=== Record excerpts ===

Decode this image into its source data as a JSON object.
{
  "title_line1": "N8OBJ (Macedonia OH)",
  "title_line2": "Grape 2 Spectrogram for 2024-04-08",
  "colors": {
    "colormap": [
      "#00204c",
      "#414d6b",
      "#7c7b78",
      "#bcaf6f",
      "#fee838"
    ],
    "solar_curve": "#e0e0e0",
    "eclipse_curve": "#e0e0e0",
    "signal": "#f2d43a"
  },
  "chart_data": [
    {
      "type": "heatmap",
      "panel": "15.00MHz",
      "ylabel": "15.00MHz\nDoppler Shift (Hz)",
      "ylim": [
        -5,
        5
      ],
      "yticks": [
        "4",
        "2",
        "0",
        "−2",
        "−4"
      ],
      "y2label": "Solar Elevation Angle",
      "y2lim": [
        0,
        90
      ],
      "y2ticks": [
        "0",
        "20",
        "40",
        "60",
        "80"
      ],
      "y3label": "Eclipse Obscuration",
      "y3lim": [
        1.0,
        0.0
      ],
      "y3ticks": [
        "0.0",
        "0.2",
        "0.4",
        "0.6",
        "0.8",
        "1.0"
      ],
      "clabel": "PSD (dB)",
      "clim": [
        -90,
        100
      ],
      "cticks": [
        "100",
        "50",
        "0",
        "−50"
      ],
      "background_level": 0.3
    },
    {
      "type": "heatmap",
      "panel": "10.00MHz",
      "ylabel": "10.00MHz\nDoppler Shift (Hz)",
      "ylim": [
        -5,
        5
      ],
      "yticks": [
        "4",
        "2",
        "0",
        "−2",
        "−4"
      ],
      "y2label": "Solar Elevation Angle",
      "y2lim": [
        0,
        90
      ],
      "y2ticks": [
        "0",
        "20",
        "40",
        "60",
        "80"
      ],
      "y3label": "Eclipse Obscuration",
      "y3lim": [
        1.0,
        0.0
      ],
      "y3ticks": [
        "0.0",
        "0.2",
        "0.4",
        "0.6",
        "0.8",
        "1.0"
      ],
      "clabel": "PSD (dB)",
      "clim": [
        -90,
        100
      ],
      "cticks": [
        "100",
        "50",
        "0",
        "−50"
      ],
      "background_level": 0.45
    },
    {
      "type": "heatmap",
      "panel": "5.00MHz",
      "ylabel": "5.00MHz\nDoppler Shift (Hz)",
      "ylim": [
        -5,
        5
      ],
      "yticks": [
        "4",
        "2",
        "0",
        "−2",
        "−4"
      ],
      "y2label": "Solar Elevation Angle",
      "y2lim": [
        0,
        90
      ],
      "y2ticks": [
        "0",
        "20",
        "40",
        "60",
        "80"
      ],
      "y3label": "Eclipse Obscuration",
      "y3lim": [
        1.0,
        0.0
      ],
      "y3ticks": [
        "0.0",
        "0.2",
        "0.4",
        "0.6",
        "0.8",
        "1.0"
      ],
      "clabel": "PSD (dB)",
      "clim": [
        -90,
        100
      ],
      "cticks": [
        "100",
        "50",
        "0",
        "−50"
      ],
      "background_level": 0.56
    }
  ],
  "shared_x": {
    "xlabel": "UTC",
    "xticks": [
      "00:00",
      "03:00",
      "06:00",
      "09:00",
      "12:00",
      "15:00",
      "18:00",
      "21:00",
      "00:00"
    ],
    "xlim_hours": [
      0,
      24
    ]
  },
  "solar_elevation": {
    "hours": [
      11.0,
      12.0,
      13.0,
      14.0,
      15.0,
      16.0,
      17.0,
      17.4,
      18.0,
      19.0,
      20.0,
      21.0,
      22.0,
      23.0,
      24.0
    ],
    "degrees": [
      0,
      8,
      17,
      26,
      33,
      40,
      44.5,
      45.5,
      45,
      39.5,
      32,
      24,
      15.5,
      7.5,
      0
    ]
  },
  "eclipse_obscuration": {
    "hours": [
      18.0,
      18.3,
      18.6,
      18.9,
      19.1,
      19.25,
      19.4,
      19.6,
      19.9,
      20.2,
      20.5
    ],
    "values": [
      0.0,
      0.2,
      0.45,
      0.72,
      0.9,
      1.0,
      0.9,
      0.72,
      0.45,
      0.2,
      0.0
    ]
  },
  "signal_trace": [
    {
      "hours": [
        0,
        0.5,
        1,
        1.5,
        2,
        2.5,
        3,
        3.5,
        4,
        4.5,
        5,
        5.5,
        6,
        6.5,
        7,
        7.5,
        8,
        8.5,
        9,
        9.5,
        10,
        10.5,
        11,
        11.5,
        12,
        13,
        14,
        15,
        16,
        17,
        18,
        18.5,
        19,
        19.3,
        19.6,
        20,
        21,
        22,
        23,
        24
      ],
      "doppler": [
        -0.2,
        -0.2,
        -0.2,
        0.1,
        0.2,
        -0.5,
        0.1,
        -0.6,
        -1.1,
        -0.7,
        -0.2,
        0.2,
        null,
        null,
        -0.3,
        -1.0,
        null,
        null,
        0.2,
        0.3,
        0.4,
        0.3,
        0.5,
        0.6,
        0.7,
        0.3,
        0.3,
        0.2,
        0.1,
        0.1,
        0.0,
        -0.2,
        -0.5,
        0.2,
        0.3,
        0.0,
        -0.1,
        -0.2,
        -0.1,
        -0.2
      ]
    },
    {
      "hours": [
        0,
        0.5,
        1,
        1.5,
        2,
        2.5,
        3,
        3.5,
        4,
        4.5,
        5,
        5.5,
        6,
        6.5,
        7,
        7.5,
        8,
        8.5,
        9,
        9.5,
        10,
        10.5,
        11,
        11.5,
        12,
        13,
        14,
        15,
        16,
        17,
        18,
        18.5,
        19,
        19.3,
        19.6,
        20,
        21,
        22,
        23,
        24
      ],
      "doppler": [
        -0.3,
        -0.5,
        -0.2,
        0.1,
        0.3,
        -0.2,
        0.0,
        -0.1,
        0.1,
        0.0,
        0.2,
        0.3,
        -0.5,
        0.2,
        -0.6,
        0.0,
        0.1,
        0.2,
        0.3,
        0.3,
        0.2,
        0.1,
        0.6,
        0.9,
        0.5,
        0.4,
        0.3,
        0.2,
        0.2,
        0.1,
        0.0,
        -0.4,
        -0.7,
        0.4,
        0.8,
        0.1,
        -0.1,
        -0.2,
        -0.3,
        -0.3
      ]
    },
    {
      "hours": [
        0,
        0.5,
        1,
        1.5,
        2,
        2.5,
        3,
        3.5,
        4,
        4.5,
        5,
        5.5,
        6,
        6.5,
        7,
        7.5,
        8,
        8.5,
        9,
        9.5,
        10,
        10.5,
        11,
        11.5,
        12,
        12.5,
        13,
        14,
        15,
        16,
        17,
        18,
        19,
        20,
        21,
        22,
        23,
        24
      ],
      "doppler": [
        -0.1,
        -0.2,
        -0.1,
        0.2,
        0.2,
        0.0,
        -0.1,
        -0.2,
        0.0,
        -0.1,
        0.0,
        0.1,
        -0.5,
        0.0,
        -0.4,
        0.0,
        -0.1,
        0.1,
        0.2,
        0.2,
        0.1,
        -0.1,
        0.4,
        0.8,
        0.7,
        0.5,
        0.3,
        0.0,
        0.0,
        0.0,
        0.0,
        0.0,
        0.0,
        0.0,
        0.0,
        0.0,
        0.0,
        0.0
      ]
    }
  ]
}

===

From the data above, copy out every line with the string "nDoppler" in it.

- **Response below**
      "ylabel": "15.00MHz\nDoppler Shift (Hz)",
      "ylabel": "10.00MHz\nDoppler Shift (Hz)",
      "ylabel": "5.00MHz\nDoppler Shift (Hz)",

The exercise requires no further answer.